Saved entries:
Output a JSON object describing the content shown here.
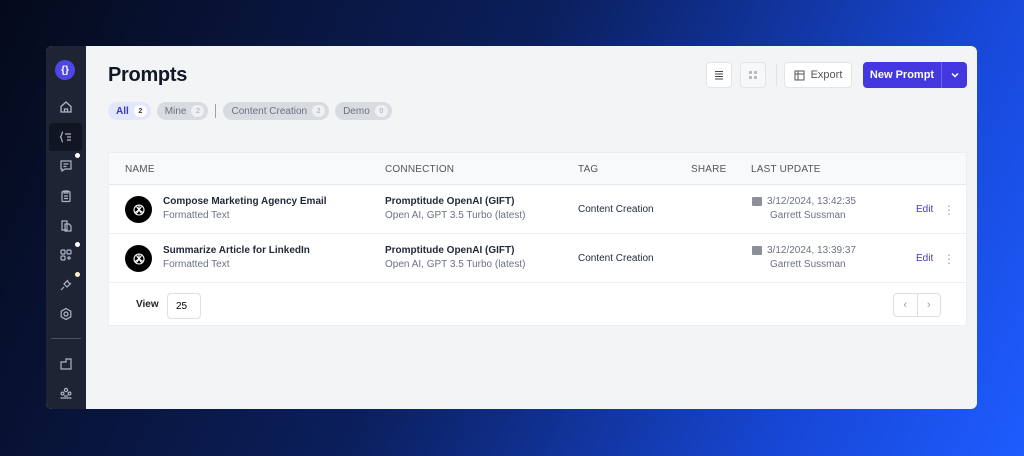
{
  "sidebar": {
    "logo": "{}",
    "items": [
      "home-icon",
      "prompts-icon",
      "chat-icon",
      "clipboard-icon",
      "documents-icon",
      "apps-icon",
      "plug-icon",
      "gear-icon",
      "folder-icon",
      "team-icon"
    ]
  },
  "header": {
    "title": "Prompts",
    "export_label": "Export",
    "new_prompt_label": "New Prompt"
  },
  "filters": [
    {
      "label": "All",
      "count": "2"
    },
    {
      "label": "Mine",
      "count": "2"
    },
    {
      "label": "Content Creation",
      "count": "2"
    },
    {
      "label": "Demo",
      "count": "0"
    }
  ],
  "table": {
    "columns": [
      "NAME",
      "CONNECTION",
      "TAG",
      "SHARE",
      "LAST UPDATE"
    ],
    "rows": [
      {
        "name": "Compose Marketing Agency Email",
        "type": "Formatted Text",
        "connection": "Promptitude OpenAI (GIFT)",
        "model": "Open AI, GPT 3.5 Turbo (latest)",
        "tag": "Content Creation",
        "date": "3/12/2024, 13:42:35",
        "user": "Garrett Sussman",
        "action": "Edit"
      },
      {
        "name": "Summarize Article for LinkedIn",
        "type": "Formatted Text",
        "connection": "Promptitude OpenAI (GIFT)",
        "model": "Open AI, GPT 3.5 Turbo (latest)",
        "tag": "Content Creation",
        "date": "3/12/2024, 13:39:37",
        "user": "Garrett Sussman",
        "action": "Edit"
      }
    ]
  },
  "footer": {
    "view_label": "View",
    "page_size": "25"
  },
  "colors": {
    "accent": "#4338e0",
    "sidebar": "#1e2433"
  }
}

> [WHAT THE TASK ASKS] Skip the pictures, then retype every line above exactly.

> [WRITTEN RESPONSE]
Output a JSON object describing the content shown here.
{
  "sidebar": {
    "logo": "{}",
    "items": [
      "home-icon",
      "prompts-icon",
      "chat-icon",
      "clipboard-icon",
      "documents-icon",
      "apps-icon",
      "plug-icon",
      "gear-icon",
      "folder-icon",
      "team-icon"
    ]
  },
  "header": {
    "title": "Prompts",
    "export_label": "Export",
    "new_prompt_label": "New Prompt"
  },
  "filters": [
    {
      "label": "All",
      "count": "2"
    },
    {
      "label": "Mine",
      "count": "2"
    },
    {
      "label": "Content Creation",
      "count": "2"
    },
    {
      "label": "Demo",
      "count": "0"
    }
  ],
  "table": {
    "columns": [
      "NAME",
      "CONNECTION",
      "TAG",
      "SHARE",
      "LAST UPDATE"
    ],
    "rows": [
      {
        "name": "Compose Marketing Agency Email",
        "type": "Formatted Text",
        "connection": "Promptitude OpenAI (GIFT)",
        "model": "Open AI, GPT 3.5 Turbo (latest)",
        "tag": "Content Creation",
        "date": "3/12/2024, 13:42:35",
        "user": "Garrett Sussman",
        "action": "Edit"
      },
      {
        "name": "Summarize Article for LinkedIn",
        "type": "Formatted Text",
        "connection": "Promptitude OpenAI (GIFT)",
        "model": "Open AI, GPT 3.5 Turbo (latest)",
        "tag": "Content Creation",
        "date": "3/12/2024, 13:39:37",
        "user": "Garrett Sussman",
        "action": "Edit"
      }
    ]
  },
  "footer": {
    "view_label": "View",
    "page_size": "25"
  },
  "colors": {
    "accent": "#4338e0",
    "sidebar": "#1e2433"
  }
}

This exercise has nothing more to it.